• _PROMPT_
Reproduce all the entries exactly and keep the pictures out.
┌──
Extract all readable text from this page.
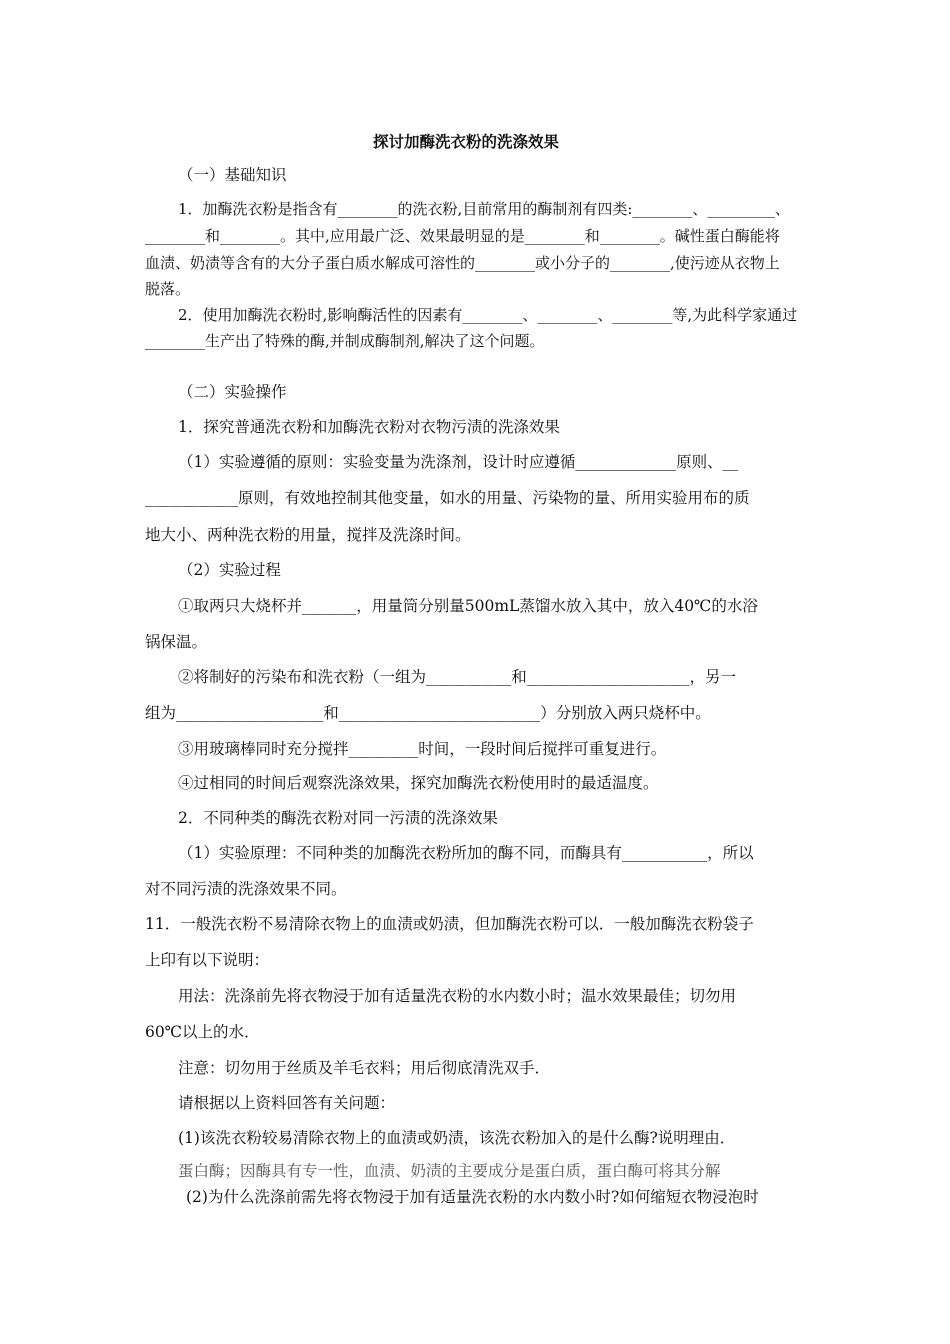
探讨加酶洗衣粉的洗涤效果
（一）基础知识
1．加酶洗衣粉是指含有________的洗衣粉,目前常用的酶制剂有四类:________、_________、
________和________。其中,应用最广泛、效果最明显的是________和________。碱性蛋白酶能将
血渍、奶渍等含有的大分子蛋白质水解成可溶性的________或小分子的________,使污迹从衣物上
脱落。
2．使用加酶洗衣粉时,影响酶活性的因素有________、________、________等,为此科学家通过
________生产出了特殊的酶,并制成酶制剂,解决了这个问题。
（二）实验操作
1．探究普通洗衣粉和加酶洗衣粉对衣物污渍的洗涤效果
（1）实验遵循的原则：实验变量为洗涤剂，设计时应遵循_____________原则、__
____________原则，有效地控制其他变量，如水的用量、污染物的量、所用实验用布的质
地大小、两种洗衣粉的用量，搅拌及洗涤时间。
（2）实验过程
①取两只大烧杯并_______，用量筒分别量500mL蒸馏水放入其中，放入40℃的水浴
锅保温。
②将制好的污染布和洗衣粉（一组为___________和_____________________，另一
组为___________________和__________________________）分别放入两只烧杯中。
③用玻璃棒同时充分搅拌_________时间，一段时间后搅拌可重复进行。
④过相同的时间后观察洗涤效果，探究加酶洗衣粉使用时的最适温度。
2．不同种类的酶洗衣粉对同一污渍的洗涤效果
（1）实验原理：不同种类的加酶洗衣粉所加的酶不同，而酶具有___________，所以
对不同污渍的洗涤效果不同。
11．一般洗衣粉不易清除衣物上的血渍或奶渍，但加酶洗衣粉可以．一般加酶洗衣粉袋子
上印有以下说明：
用法：洗涤前先将衣物浸于加有适量洗衣粉的水内数小时；温水效果最佳；切勿用
60℃以上的水．
注意：切勿用于丝质及羊毛衣料；用后彻底清洗双手．
请根据以上资料回答有关问题：
(1)该洗衣粉较易清除衣物上的血渍或奶渍，该洗衣粉加入的是什么酶?说明理由．
蛋白酶；因酶具有专一性，血渍、奶渍的主要成分是蛋白质，蛋白酶可将其分解
(2)为什么洗涤前需先将衣物浸于加有适量洗衣粉的水内数小时?如何缩短衣物浸泡时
└──
• _COMPLETED EXERCISE_
Extract all readable text from this page.
探讨加酶洗衣粉的洗涤效果
（一）基础知识
1．加酶洗衣粉是指含有________的洗衣粉,目前常用的酶制剂有四类:________、_________、
________和________。其中,应用最广泛、效果最明显的是________和________。碱性蛋白酶能将
血渍、奶渍等含有的大分子蛋白质水解成可溶性的________或小分子的________,使污迹从衣物上
脱落。
2．使用加酶洗衣粉时,影响酶活性的因素有________、________、________等,为此科学家通过
________生产出了特殊的酶,并制成酶制剂,解决了这个问题。
（二）实验操作
1．探究普通洗衣粉和加酶洗衣粉对衣物污渍的洗涤效果
（1）实验遵循的原则：实验变量为洗涤剂，设计时应遵循_____________原则、__
____________原则，有效地控制其他变量，如水的用量、污染物的量、所用实验用布的质
地大小、两种洗衣粉的用量，搅拌及洗涤时间。
（2）实验过程
①取两只大烧杯并_______，用量筒分别量500mL蒸馏水放入其中，放入40℃的水浴
锅保温。
②将制好的污染布和洗衣粉（一组为___________和_____________________，另一
组为___________________和__________________________）分别放入两只烧杯中。
③用玻璃棒同时充分搅拌_________时间，一段时间后搅拌可重复进行。
④过相同的时间后观察洗涤效果，探究加酶洗衣粉使用时的最适温度。
2．不同种类的酶洗衣粉对同一污渍的洗涤效果
（1）实验原理：不同种类的加酶洗衣粉所加的酶不同，而酶具有___________，所以
对不同污渍的洗涤效果不同。
11．一般洗衣粉不易清除衣物上的血渍或奶渍，但加酶洗衣粉可以．一般加酶洗衣粉袋子
上印有以下说明：
用法：洗涤前先将衣物浸于加有适量洗衣粉的水内数小时；温水效果最佳；切勿用
60℃以上的水．
注意：切勿用于丝质及羊毛衣料；用后彻底清洗双手．
请根据以上资料回答有关问题：
(1)该洗衣粉较易清除衣物上的血渍或奶渍，该洗衣粉加入的是什么酶?说明理由．
蛋白酶；因酶具有专一性，血渍、奶渍的主要成分是蛋白质，蛋白酶可将其分解
(2)为什么洗涤前需先将衣物浸于加有适量洗衣粉的水内数小时?如何缩短衣物浸泡时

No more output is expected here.